(What is expected)
Give the number of lines in the records below that include "travelling", and nothing more.

(Given entries)
= = = = = = =
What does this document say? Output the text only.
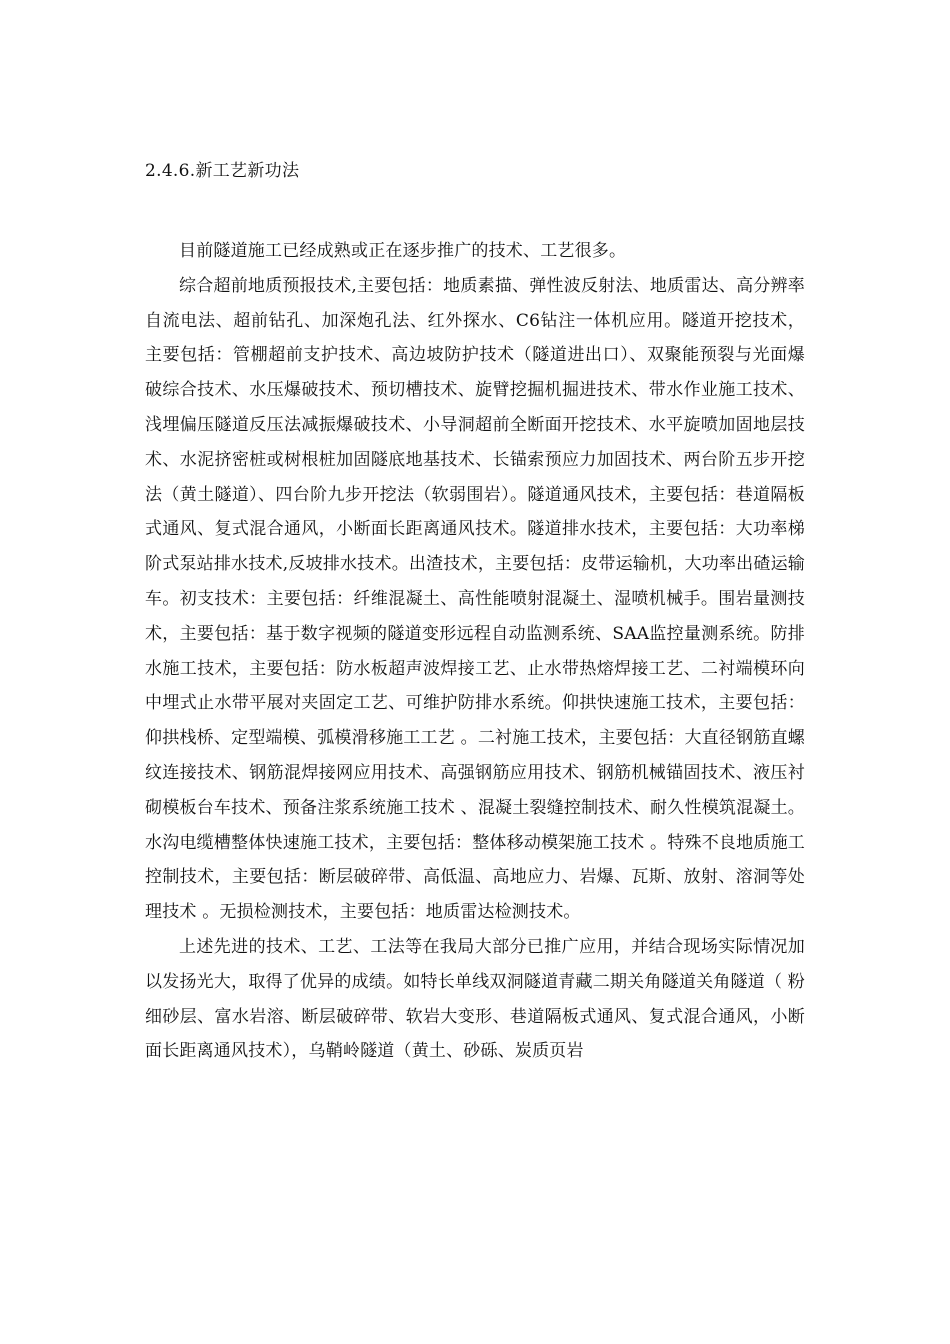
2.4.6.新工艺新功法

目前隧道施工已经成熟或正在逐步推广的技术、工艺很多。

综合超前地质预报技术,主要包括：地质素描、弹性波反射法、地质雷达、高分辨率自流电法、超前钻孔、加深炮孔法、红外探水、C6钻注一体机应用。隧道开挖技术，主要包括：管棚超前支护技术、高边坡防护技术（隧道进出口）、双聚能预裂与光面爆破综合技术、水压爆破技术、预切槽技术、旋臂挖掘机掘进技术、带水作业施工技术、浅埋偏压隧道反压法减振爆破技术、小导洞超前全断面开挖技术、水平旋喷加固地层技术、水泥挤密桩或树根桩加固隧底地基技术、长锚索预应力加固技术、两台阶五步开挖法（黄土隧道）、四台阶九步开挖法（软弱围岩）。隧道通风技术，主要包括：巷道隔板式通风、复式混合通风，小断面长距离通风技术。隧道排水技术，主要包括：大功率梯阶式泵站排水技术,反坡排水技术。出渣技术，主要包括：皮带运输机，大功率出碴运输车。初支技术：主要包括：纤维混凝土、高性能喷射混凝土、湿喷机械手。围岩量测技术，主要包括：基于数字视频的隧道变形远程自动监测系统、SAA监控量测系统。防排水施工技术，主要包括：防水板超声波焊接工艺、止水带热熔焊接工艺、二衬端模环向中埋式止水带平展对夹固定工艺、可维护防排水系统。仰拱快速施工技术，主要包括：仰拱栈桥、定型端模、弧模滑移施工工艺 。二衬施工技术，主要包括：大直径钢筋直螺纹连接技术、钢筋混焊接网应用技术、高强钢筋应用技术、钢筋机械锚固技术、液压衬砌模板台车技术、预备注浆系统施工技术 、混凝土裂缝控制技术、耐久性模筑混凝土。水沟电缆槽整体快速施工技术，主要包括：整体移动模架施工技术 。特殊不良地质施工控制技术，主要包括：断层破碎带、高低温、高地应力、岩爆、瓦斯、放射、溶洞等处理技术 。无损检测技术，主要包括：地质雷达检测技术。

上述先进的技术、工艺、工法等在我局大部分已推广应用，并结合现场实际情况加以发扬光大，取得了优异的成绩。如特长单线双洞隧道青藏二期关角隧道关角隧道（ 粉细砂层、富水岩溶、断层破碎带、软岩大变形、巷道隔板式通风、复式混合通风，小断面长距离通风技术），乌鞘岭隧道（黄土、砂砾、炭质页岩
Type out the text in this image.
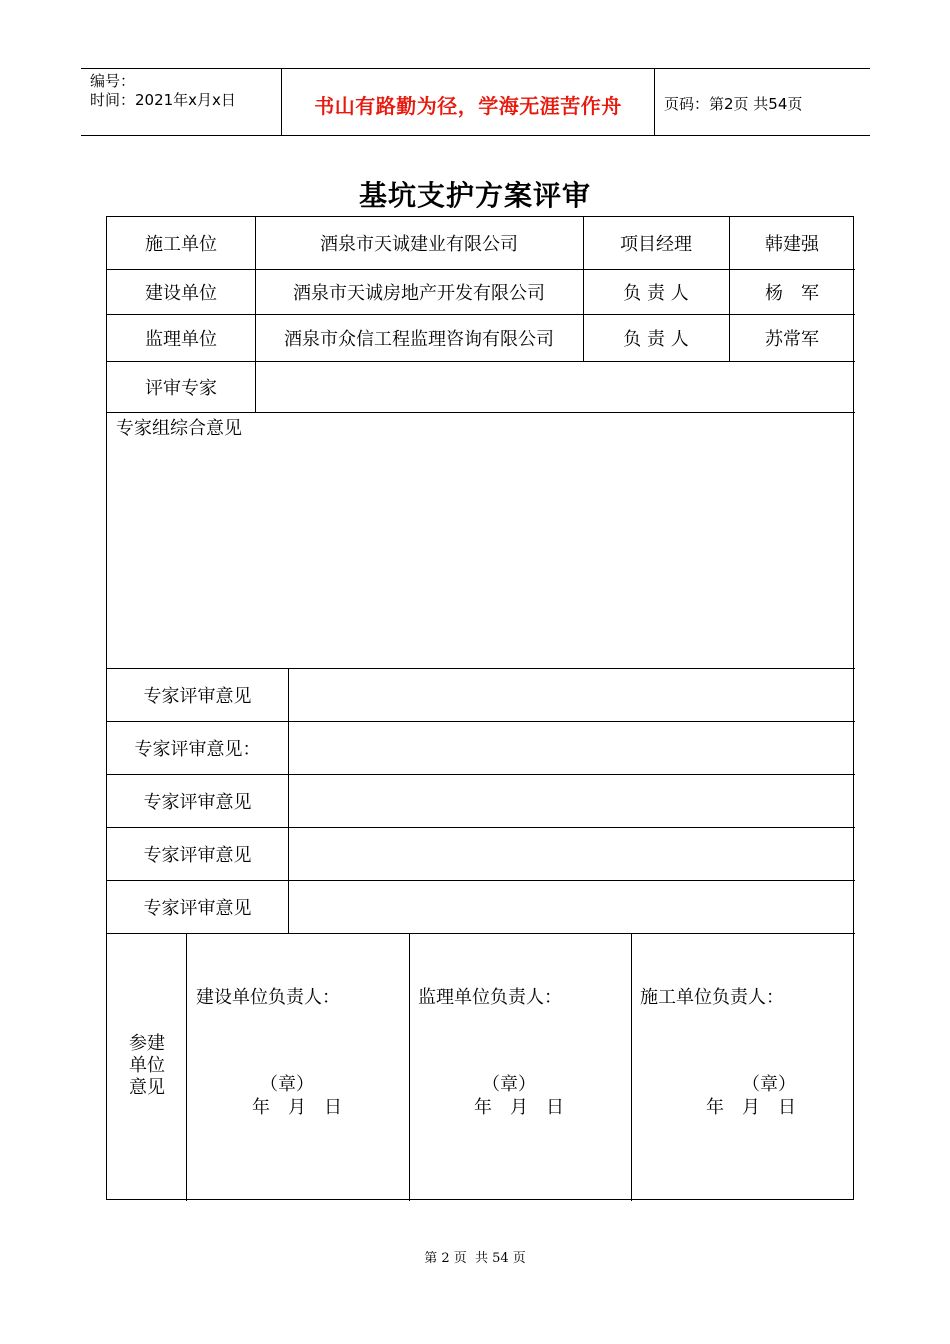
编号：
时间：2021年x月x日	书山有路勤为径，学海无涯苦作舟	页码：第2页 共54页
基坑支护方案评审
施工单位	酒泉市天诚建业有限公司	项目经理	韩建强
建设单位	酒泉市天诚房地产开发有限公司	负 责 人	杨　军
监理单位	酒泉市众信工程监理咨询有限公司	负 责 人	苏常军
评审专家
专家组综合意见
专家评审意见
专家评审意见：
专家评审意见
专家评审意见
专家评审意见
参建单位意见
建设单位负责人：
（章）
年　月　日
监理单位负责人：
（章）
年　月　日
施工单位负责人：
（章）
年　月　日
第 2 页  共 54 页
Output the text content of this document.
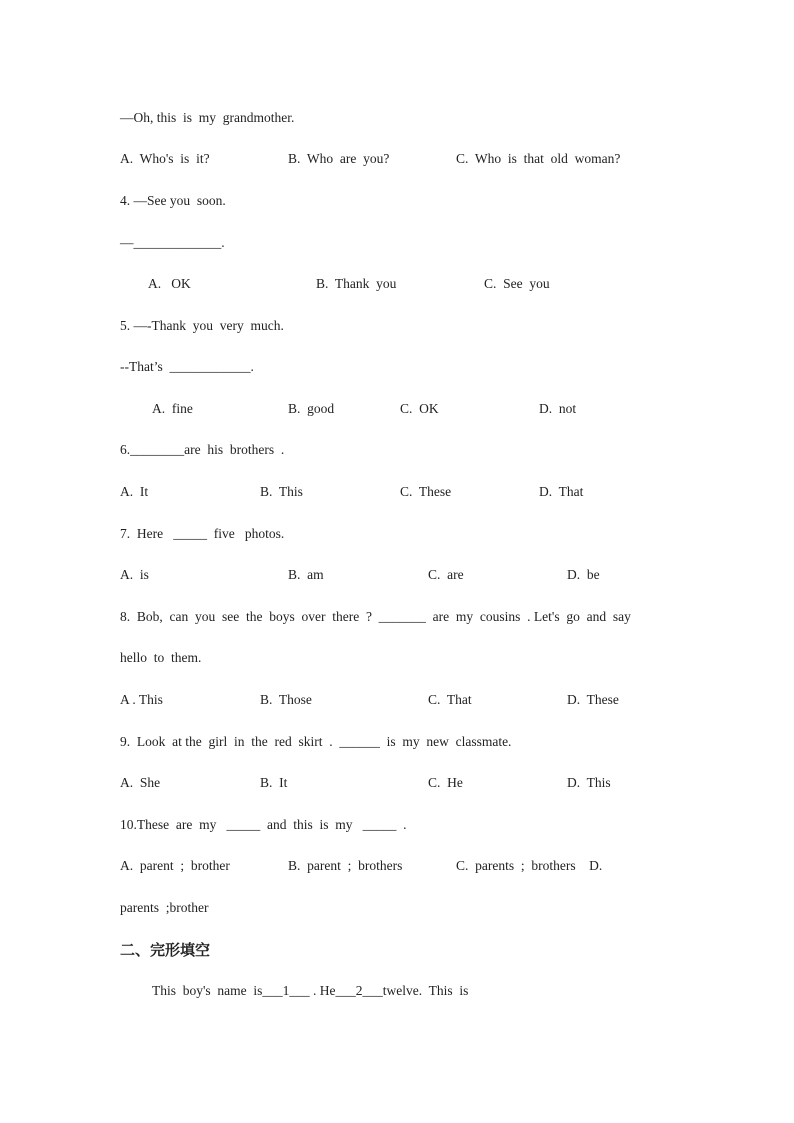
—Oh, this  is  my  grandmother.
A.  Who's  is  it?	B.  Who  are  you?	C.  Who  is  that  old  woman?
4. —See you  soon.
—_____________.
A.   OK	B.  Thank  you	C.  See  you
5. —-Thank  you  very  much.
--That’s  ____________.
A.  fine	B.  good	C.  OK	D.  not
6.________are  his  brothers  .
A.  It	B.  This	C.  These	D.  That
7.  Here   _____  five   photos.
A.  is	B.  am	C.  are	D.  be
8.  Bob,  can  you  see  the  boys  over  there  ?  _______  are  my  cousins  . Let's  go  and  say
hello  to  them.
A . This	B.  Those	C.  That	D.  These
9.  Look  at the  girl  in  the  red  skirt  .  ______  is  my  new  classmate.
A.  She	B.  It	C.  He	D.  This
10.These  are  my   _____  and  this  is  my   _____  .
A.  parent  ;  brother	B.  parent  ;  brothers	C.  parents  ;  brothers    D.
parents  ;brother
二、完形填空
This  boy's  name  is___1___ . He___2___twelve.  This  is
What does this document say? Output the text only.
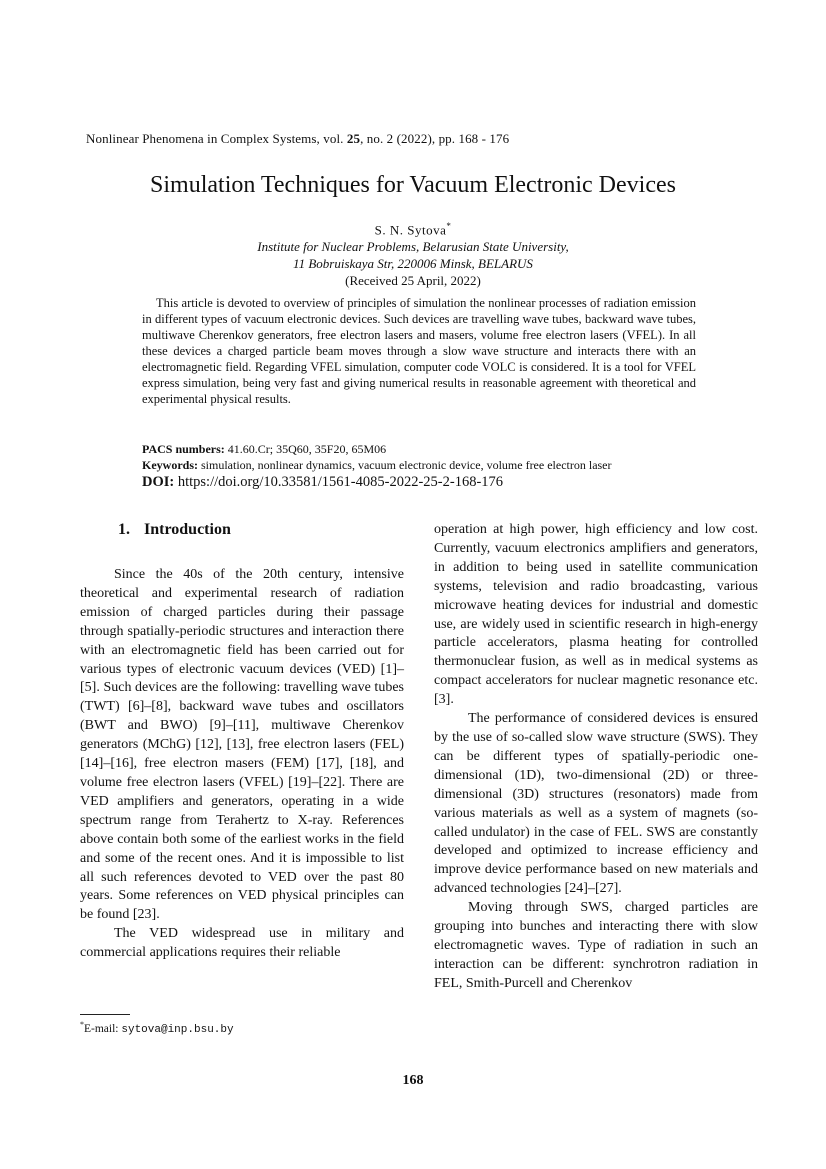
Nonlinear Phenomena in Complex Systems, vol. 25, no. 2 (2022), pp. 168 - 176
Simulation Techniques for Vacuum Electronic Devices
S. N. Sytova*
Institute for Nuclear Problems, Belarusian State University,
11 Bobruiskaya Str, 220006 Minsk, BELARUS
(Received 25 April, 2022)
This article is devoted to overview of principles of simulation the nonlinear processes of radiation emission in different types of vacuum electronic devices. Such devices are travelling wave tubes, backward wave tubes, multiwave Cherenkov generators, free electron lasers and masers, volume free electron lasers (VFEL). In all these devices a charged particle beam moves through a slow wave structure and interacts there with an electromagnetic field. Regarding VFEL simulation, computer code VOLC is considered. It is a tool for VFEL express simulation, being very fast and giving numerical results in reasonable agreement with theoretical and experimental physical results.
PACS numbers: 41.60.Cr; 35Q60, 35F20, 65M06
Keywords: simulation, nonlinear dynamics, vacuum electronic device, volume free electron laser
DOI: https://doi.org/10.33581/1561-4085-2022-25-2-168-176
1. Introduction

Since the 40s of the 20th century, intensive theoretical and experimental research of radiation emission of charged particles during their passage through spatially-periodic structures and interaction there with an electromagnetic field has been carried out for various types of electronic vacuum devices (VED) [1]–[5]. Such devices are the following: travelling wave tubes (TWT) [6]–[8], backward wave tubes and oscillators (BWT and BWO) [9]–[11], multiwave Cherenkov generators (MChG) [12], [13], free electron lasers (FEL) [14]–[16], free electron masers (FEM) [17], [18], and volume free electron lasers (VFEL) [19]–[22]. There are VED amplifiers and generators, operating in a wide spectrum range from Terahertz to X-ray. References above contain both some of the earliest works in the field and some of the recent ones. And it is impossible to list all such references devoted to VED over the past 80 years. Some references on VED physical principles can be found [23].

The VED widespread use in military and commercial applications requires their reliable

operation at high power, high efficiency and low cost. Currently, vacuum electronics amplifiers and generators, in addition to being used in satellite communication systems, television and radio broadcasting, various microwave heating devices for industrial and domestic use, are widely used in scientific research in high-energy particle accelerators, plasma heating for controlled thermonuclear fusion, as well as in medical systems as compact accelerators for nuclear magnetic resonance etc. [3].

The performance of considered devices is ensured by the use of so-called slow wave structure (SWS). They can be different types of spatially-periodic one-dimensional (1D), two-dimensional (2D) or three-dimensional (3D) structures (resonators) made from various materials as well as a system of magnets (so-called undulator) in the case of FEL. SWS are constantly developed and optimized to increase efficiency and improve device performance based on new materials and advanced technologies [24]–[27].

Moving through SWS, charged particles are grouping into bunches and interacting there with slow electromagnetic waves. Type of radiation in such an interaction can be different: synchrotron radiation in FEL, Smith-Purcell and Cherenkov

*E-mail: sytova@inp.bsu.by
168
= = = = = = =
(Solution to this exercise)
2